What you need to do> Can you change "pixel coordinates" to "screen coordinates" in the data below, keep everything else the same, and leave any pictures out of your copy?

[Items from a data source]
++++++++

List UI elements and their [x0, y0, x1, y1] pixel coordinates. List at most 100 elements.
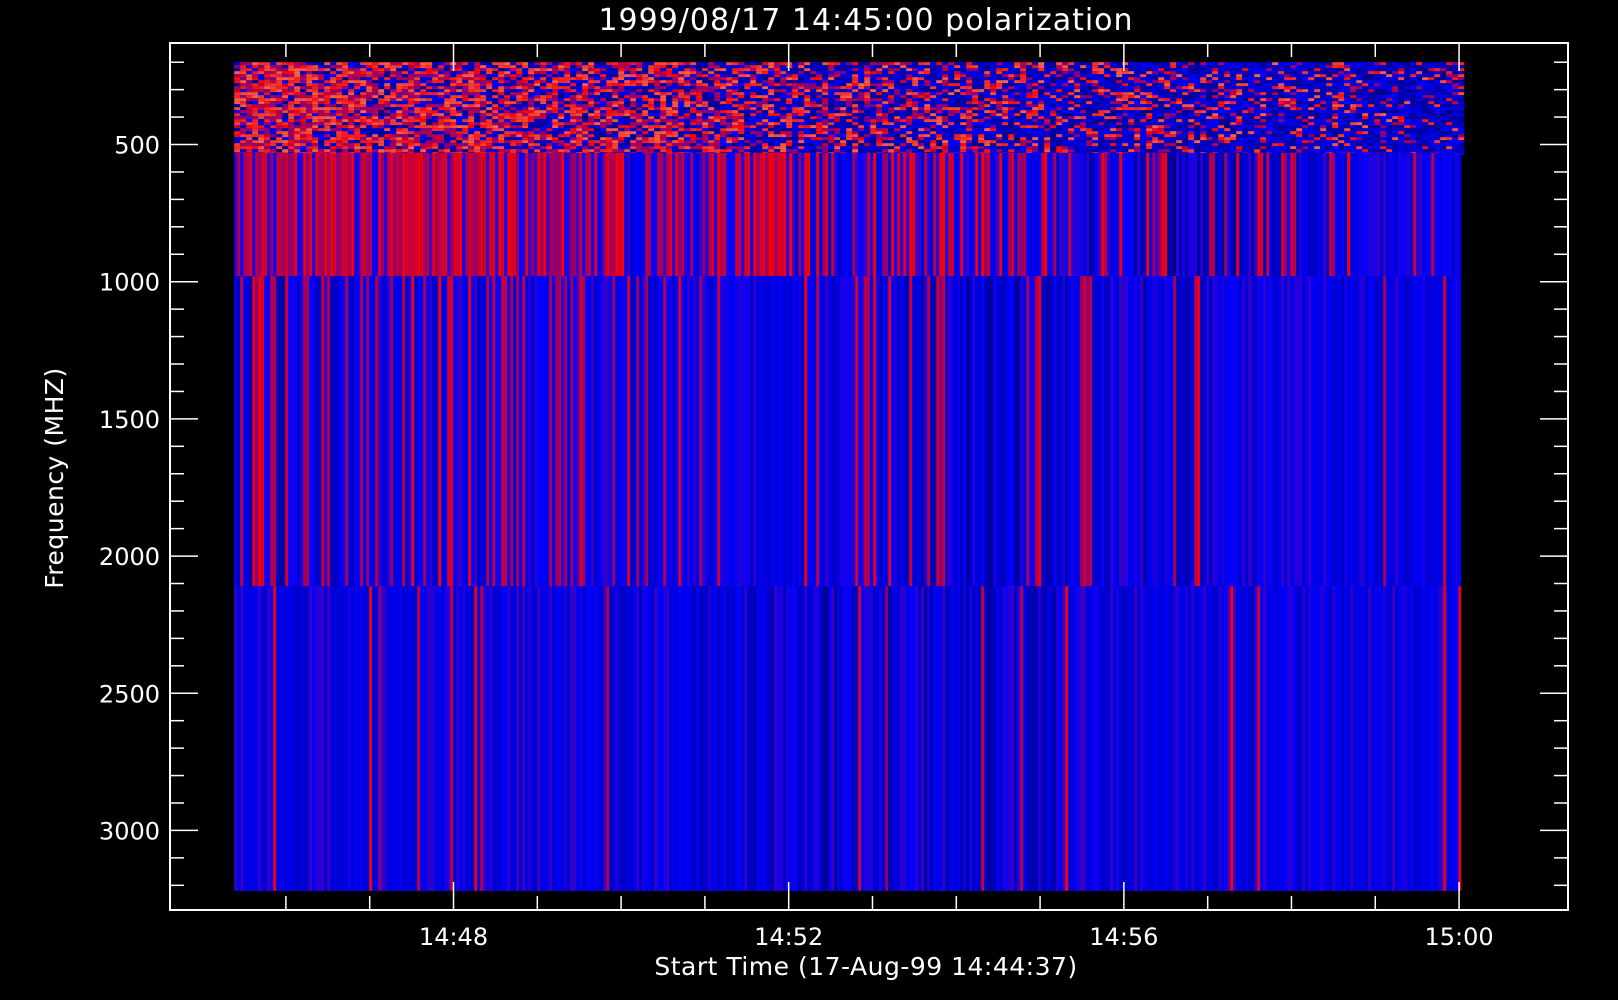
heatmap-cell: [318, 86, 325, 90]
heatmap-cell: [1140, 74, 1147, 78]
heatmap-cell: [234, 83, 241, 87]
heatmap-cell: [948, 92, 955, 96]
heatmap-cell: [750, 65, 757, 69]
heatmap-cell: [618, 128, 625, 132]
heatmap-cell: [306, 86, 313, 90]
heatmap-cell: [282, 86, 289, 90]
heatmap-cell: [648, 101, 655, 105]
heatmap-cell: [606, 104, 613, 108]
heatmap-cell: [858, 128, 865, 132]
heatmap-cell: [438, 86, 445, 90]
heatmap-cell: [246, 119, 253, 123]
heatmap-cell: [324, 74, 331, 78]
heatmap-cell: [600, 119, 607, 123]
heatmap-cell: [954, 98, 961, 102]
heatmap-cell: [528, 128, 535, 132]
heatmap-cell: [282, 77, 289, 81]
heatmap-cell: [1110, 101, 1117, 105]
heatmap-cell: [1032, 113, 1039, 117]
heatmap-cell: [1290, 131, 1297, 135]
heatmap-cell: [684, 77, 691, 81]
heatmap-cell: [1410, 95, 1417, 99]
heatmap-cell: [876, 71, 883, 75]
heatmap-cell: [438, 119, 445, 123]
heatmap-cell: [240, 101, 247, 105]
heatmap-cell: [756, 104, 763, 108]
heatmap-cell: [702, 101, 709, 105]
heatmap-cell: [534, 80, 541, 84]
heatmap-cell: [546, 95, 553, 99]
heatmap-cell: [570, 128, 577, 132]
heatmap-cell: [1236, 110, 1243, 114]
heatmap-cell: [546, 116, 553, 120]
heatmap-cell: [294, 71, 301, 75]
heatmap-cell: [1242, 80, 1249, 84]
heatmap-cell: [828, 113, 835, 117]
heatmap-cell: [792, 83, 799, 87]
heatmap-cell: [1290, 77, 1297, 81]
heatmap-cell: [1032, 68, 1039, 72]
heatmap-cell: [756, 80, 763, 84]
heatmap-cell: [342, 80, 349, 84]
heatmap-cell: [948, 71, 955, 75]
heatmap-cell: [318, 92, 325, 96]
heatmap-cell: [912, 83, 919, 87]
heatmap-cell: [1320, 77, 1327, 81]
heatmap-cell: [372, 71, 379, 75]
heatmap-cell: [1428, 62, 1435, 66]
heatmap-cell: [1248, 71, 1255, 75]
heatmap-cell: [408, 101, 415, 105]
heatmap-cell: [1278, 95, 1285, 99]
heatmap-cell: [1236, 77, 1243, 81]
heatmap-cell: [708, 71, 715, 75]
heatmap-cell: [366, 95, 373, 99]
heatmap-cell: [954, 116, 961, 120]
heatmap-cell: [540, 104, 547, 108]
heatmap-cell: [1128, 107, 1135, 111]
heatmap-cell: [480, 65, 487, 69]
heatmap-cell: [366, 116, 373, 120]
heatmap-cell: [1314, 110, 1321, 114]
heatmap-cell: [1002, 107, 1009, 111]
heatmap-cell: [1140, 128, 1147, 132]
heatmap-cell: [966, 131, 973, 135]
heatmap-cell: [282, 74, 289, 78]
heatmap-cell: [426, 89, 433, 93]
heatmap-cell: [1278, 62, 1285, 66]
heatmap-cell: [1278, 80, 1285, 84]
heatmap-cell: [858, 98, 865, 102]
heatmap-cell: [1266, 128, 1273, 132]
heatmap-cell: [834, 68, 841, 72]
heatmap-cell: [372, 62, 379, 66]
heatmap-cell: [1032, 86, 1039, 90]
heatmap-cell: [1290, 107, 1297, 111]
heatmap-cell: [984, 113, 991, 117]
heatmap-cell: [840, 86, 847, 90]
heatmap-cell: [1074, 122, 1081, 126]
heatmap-cell: [564, 131, 571, 135]
heatmap-cell: [840, 65, 847, 69]
heatmap-cell: [1254, 65, 1261, 69]
heatmap-cell: [1038, 71, 1045, 75]
heatmap-cell: [1182, 110, 1189, 114]
heatmap-cell: [1380, 74, 1387, 78]
heatmap-cell: [1404, 101, 1411, 105]
heatmap-cell: [642, 107, 649, 111]
heatmap-cell: [1008, 128, 1015, 132]
heatmap-cell: [1068, 83, 1075, 87]
heatmap-cell: [1296, 125, 1303, 129]
heatmap-cell: [1140, 113, 1147, 117]
heatmap-cell: [1446, 107, 1453, 111]
heatmap-cell: [984, 83, 991, 87]
heatmap-cell: [660, 125, 667, 129]
heatmap-cell: [1326, 122, 1333, 126]
heatmap-cell: [1428, 71, 1435, 75]
heatmap-cell: [714, 71, 721, 75]
heatmap-cell: [1032, 92, 1039, 96]
heatmap-cell: [1338, 116, 1345, 120]
heatmap-cell: [564, 134, 571, 138]
heatmap-cell: [900, 95, 907, 99]
heatmap-cell: [1128, 122, 1135, 126]
heatmap-cell: [834, 77, 841, 81]
heatmap-cell: [756, 98, 763, 102]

++++++++

Task solution>
List UI elements and their [x0, y0, x1, y1] screen coordinates. List at most 100 elements.
heatmap-cell: [318, 86, 325, 90]
heatmap-cell: [1140, 74, 1147, 78]
heatmap-cell: [234, 83, 241, 87]
heatmap-cell: [948, 92, 955, 96]
heatmap-cell: [750, 65, 757, 69]
heatmap-cell: [618, 128, 625, 132]
heatmap-cell: [306, 86, 313, 90]
heatmap-cell: [282, 86, 289, 90]
heatmap-cell: [648, 101, 655, 105]
heatmap-cell: [606, 104, 613, 108]
heatmap-cell: [858, 128, 865, 132]
heatmap-cell: [438, 86, 445, 90]
heatmap-cell: [246, 119, 253, 123]
heatmap-cell: [324, 74, 331, 78]
heatmap-cell: [600, 119, 607, 123]
heatmap-cell: [954, 98, 961, 102]
heatmap-cell: [528, 128, 535, 132]
heatmap-cell: [282, 77, 289, 81]
heatmap-cell: [1110, 101, 1117, 105]
heatmap-cell: [1032, 113, 1039, 117]
heatmap-cell: [1290, 131, 1297, 135]
heatmap-cell: [684, 77, 691, 81]
heatmap-cell: [1410, 95, 1417, 99]
heatmap-cell: [876, 71, 883, 75]
heatmap-cell: [438, 119, 445, 123]
heatmap-cell: [240, 101, 247, 105]
heatmap-cell: [756, 104, 763, 108]
heatmap-cell: [702, 101, 709, 105]
heatmap-cell: [534, 80, 541, 84]
heatmap-cell: [546, 95, 553, 99]
heatmap-cell: [570, 128, 577, 132]
heatmap-cell: [1236, 110, 1243, 114]
heatmap-cell: [546, 116, 553, 120]
heatmap-cell: [294, 71, 301, 75]
heatmap-cell: [1242, 80, 1249, 84]
heatmap-cell: [828, 113, 835, 117]
heatmap-cell: [792, 83, 799, 87]
heatmap-cell: [1290, 77, 1297, 81]
heatmap-cell: [1032, 68, 1039, 72]
heatmap-cell: [756, 80, 763, 84]
heatmap-cell: [342, 80, 349, 84]
heatmap-cell: [948, 71, 955, 75]
heatmap-cell: [318, 92, 325, 96]
heatmap-cell: [912, 83, 919, 87]
heatmap-cell: [1320, 77, 1327, 81]
heatmap-cell: [372, 71, 379, 75]
heatmap-cell: [1428, 62, 1435, 66]
heatmap-cell: [1248, 71, 1255, 75]
heatmap-cell: [408, 101, 415, 105]
heatmap-cell: [1278, 95, 1285, 99]
heatmap-cell: [1236, 77, 1243, 81]
heatmap-cell: [708, 71, 715, 75]
heatmap-cell: [366, 95, 373, 99]
heatmap-cell: [954, 116, 961, 120]
heatmap-cell: [540, 104, 547, 108]
heatmap-cell: [1128, 107, 1135, 111]
heatmap-cell: [480, 65, 487, 69]
heatmap-cell: [366, 116, 373, 120]
heatmap-cell: [1314, 110, 1321, 114]
heatmap-cell: [1002, 107, 1009, 111]
heatmap-cell: [1140, 128, 1147, 132]
heatmap-cell: [966, 131, 973, 135]
heatmap-cell: [282, 74, 289, 78]
heatmap-cell: [426, 89, 433, 93]
heatmap-cell: [1278, 62, 1285, 66]
heatmap-cell: [1278, 80, 1285, 84]
heatmap-cell: [858, 98, 865, 102]
heatmap-cell: [1266, 128, 1273, 132]
heatmap-cell: [834, 68, 841, 72]
heatmap-cell: [372, 62, 379, 66]
heatmap-cell: [1032, 86, 1039, 90]
heatmap-cell: [1290, 107, 1297, 111]
heatmap-cell: [984, 113, 991, 117]
heatmap-cell: [840, 86, 847, 90]
heatmap-cell: [1074, 122, 1081, 126]
heatmap-cell: [564, 131, 571, 135]
heatmap-cell: [840, 65, 847, 69]
heatmap-cell: [1254, 65, 1261, 69]
heatmap-cell: [1038, 71, 1045, 75]
heatmap-cell: [1182, 110, 1189, 114]
heatmap-cell: [1380, 74, 1387, 78]
heatmap-cell: [1404, 101, 1411, 105]
heatmap-cell: [642, 107, 649, 111]
heatmap-cell: [1008, 128, 1015, 132]
heatmap-cell: [1068, 83, 1075, 87]
heatmap-cell: [1296, 125, 1303, 129]
heatmap-cell: [1140, 113, 1147, 117]
heatmap-cell: [1446, 107, 1453, 111]
heatmap-cell: [984, 83, 991, 87]
heatmap-cell: [660, 125, 667, 129]
heatmap-cell: [1326, 122, 1333, 126]
heatmap-cell: [1428, 71, 1435, 75]
heatmap-cell: [714, 71, 721, 75]
heatmap-cell: [1032, 92, 1039, 96]
heatmap-cell: [1338, 116, 1345, 120]
heatmap-cell: [564, 134, 571, 138]
heatmap-cell: [900, 95, 907, 99]
heatmap-cell: [1128, 122, 1135, 126]
heatmap-cell: [834, 77, 841, 81]
heatmap-cell: [756, 98, 763, 102]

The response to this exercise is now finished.